Retype each entry below exactly as it stands.

[RECORD SET]
* * *
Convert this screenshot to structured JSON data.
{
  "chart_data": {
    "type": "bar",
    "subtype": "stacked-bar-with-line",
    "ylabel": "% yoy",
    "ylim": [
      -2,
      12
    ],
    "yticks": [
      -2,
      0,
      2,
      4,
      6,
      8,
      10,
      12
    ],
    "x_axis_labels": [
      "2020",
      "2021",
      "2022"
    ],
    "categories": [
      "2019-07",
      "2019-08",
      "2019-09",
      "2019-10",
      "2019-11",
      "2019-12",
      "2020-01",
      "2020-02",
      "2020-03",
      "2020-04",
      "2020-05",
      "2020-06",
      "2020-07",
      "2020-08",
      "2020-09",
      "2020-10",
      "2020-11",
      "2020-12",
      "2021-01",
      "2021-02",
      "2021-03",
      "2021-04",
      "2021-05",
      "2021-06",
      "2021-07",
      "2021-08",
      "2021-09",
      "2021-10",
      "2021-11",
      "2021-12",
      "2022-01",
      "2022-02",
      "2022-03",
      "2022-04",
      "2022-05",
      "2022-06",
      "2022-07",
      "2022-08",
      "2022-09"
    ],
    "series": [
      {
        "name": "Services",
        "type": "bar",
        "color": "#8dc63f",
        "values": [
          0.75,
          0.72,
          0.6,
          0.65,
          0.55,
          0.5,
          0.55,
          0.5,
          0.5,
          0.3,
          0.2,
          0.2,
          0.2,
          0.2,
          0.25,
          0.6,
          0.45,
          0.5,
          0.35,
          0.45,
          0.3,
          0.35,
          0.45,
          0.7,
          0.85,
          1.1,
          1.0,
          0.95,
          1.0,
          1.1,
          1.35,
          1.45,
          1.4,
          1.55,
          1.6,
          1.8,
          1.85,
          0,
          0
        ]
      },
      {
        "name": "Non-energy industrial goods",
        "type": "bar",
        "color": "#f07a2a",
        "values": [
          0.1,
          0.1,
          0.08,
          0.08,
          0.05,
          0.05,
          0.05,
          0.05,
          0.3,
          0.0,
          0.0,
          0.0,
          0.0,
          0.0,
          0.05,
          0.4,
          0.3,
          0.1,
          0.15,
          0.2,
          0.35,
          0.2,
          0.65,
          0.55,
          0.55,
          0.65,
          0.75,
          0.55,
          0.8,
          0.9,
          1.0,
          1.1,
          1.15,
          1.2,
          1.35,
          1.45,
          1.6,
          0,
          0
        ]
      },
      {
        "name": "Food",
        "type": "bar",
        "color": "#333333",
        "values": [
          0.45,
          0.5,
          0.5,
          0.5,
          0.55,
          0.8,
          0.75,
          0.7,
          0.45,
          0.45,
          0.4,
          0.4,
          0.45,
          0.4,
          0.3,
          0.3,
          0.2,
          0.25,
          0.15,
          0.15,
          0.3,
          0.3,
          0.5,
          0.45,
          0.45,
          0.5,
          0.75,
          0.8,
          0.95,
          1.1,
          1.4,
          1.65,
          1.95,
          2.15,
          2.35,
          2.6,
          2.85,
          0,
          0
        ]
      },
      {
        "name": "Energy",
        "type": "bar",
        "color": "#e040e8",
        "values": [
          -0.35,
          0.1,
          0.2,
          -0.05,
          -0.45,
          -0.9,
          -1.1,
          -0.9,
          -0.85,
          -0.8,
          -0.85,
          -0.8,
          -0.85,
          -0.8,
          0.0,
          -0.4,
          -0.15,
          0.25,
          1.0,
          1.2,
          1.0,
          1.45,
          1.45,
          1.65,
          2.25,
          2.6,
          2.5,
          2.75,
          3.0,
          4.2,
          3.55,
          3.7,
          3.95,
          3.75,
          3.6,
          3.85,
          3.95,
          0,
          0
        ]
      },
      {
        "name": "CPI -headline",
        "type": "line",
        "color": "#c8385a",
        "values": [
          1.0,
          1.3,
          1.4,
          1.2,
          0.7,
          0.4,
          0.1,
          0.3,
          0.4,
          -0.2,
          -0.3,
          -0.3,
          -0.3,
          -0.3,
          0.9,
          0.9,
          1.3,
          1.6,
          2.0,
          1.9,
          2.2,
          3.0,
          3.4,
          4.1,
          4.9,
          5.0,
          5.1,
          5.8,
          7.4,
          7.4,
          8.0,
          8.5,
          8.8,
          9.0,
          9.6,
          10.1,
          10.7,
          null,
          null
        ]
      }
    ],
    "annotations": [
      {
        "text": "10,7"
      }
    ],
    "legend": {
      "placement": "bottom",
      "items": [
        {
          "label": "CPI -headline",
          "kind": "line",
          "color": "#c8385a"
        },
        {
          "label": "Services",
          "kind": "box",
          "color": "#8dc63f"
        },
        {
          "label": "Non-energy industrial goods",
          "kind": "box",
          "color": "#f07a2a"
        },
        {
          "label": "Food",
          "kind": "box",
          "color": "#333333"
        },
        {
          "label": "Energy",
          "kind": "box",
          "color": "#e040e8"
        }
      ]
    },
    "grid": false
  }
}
* * *
[SOLUTION FOR THIS EXERCISE]
Convert this screenshot to structured JSON data.
{
  "chart_data": {
    "type": "bar",
    "subtype": "stacked-bar-with-line",
    "ylabel": "% yoy",
    "ylim": [
      -2,
      12
    ],
    "yticks": [
      -2,
      0,
      2,
      4,
      6,
      8,
      10,
      12
    ],
    "x_axis_labels": [
      "2020",
      "2021",
      "2022"
    ],
    "categories": [
      "2019-07",
      "2019-08",
      "2019-09",
      "2019-10",
      "2019-11",
      "2019-12",
      "2020-01",
      "2020-02",
      "2020-03",
      "2020-04",
      "2020-05",
      "2020-06",
      "2020-07",
      "2020-08",
      "2020-09",
      "2020-10",
      "2020-11",
      "2020-12",
      "2021-01",
      "2021-02",
      "2021-03",
      "2021-04",
      "2021-05",
      "2021-06",
      "2021-07",
      "2021-08",
      "2021-09",
      "2021-10",
      "2021-11",
      "2021-12",
      "2022-01",
      "2022-02",
      "2022-03",
      "2022-04",
      "2022-05",
      "2022-06",
      "2022-07",
      "2022-08",
      "2022-09"
    ],
    "series": [
      {
        "name": "Services",
        "type": "bar",
        "color": "#8dc63f",
        "values": [
          0.75,
          0.72,
          0.6,
          0.65,
          0.55,
          0.5,
          0.55,
          0.5,
          0.5,
          0.3,
          0.2,
          0.2,
          0.2,
          0.2,
          0.25,
          0.6,
          0.45,
          0.5,
          0.35,
          0.45,
          0.3,
          0.35,
          0.45,
          0.7,
          0.85,
          1.1,
          1.0,
          0.95,
          1.0,
          1.1,
          1.35,
          1.45,
          1.4,
          1.55,
          1.6,
          1.8,
          1.85,
          0,
          0
        ]
      },
      {
        "name": "Non-energy industrial goods",
        "type": "bar",
        "color": "#f07a2a",
        "values": [
          0.1,
          0.1,
          0.08,
          0.08,
          0.05,
          0.05,
          0.05,
          0.05,
          0.3,
          0.0,
          0.0,
          0.0,
          0.0,
          0.0,
          0.05,
          0.4,
          0.3,
          0.1,
          0.15,
          0.2,
          0.35,
          0.2,
          0.65,
          0.55,
          0.55,
          0.65,
          0.75,
          0.55,
          0.8,
          0.9,
          1.0,
          1.1,
          1.15,
          1.2,
          1.35,
          1.45,
          1.6,
          0,
          0
        ]
      },
      {
        "name": "Food",
        "type": "bar",
        "color": "#333333",
        "values": [
          0.45,
          0.5,
          0.5,
          0.5,
          0.55,
          0.8,
          0.75,
          0.7,
          0.45,
          0.45,
          0.4,
          0.4,
          0.45,
          0.4,
          0.3,
          0.3,
          0.2,
          0.25,
          0.15,
          0.15,
          0.3,
          0.3,
          0.5,
          0.45,
          0.45,
          0.5,
          0.75,
          0.8,
          0.95,
          1.1,
          1.4,
          1.65,
          1.95,
          2.15,
          2.35,
          2.6,
          2.85,
          0,
          0
        ]
      },
      {
        "name": "Energy",
        "type": "bar",
        "color": "#e040e8",
        "values": [
          -0.35,
          0.1,
          0.2,
          -0.05,
          -0.45,
          -0.9,
          -1.1,
          -0.9,
          -0.85,
          -0.8,
          -0.85,
          -0.8,
          -0.85,
          -0.8,
          0.0,
          -0.4,
          -0.15,
          0.25,
          1.0,
          1.2,
          1.0,
          1.45,
          1.45,
          1.65,
          2.25,
          2.6,
          2.5,
          2.75,
          3.0,
          4.2,
          3.55,
          3.7,
          3.95,
          3.75,
          3.6,
          3.85,
          3.95,
          0,
          0
        ]
      },
      {
        "name": "CPI -headline",
        "type": "line",
        "color": "#c8385a",
        "values": [
          1.0,
          1.3,
          1.4,
          1.2,
          0.7,
          0.4,
          0.1,
          0.3,
          0.4,
          -0.2,
          -0.3,
          -0.3,
          -0.3,
          -0.3,
          0.9,
          0.9,
          1.3,
          1.6,
          2.0,
          1.9,
          2.2,
          3.0,
          3.4,
          4.1,
          4.9,
          5.0,
          5.1,
          5.8,
          7.4,
          7.4,
          8.0,
          8.5,
          8.8,
          9.0,
          9.6,
          10.1,
          10.7,
          null,
          null
        ]
      }
    ],
    "annotations": [
      {
        "text": "10,7"
      }
    ],
    "legend": {
      "placement": "bottom",
      "items": [
        {
          "label": "CPI -headline",
          "kind": "line",
          "color": "#c8385a"
        },
        {
          "label": "Services",
          "kind": "box",
          "color": "#8dc63f"
        },
        {
          "label": "Non-energy industrial goods",
          "kind": "box",
          "color": "#f07a2a"
        },
        {
          "label": "Food",
          "kind": "box",
          "color": "#333333"
        },
        {
          "label": "Energy",
          "kind": "box",
          "color": "#e040e8"
        }
      ]
    },
    "grid": false
  }
}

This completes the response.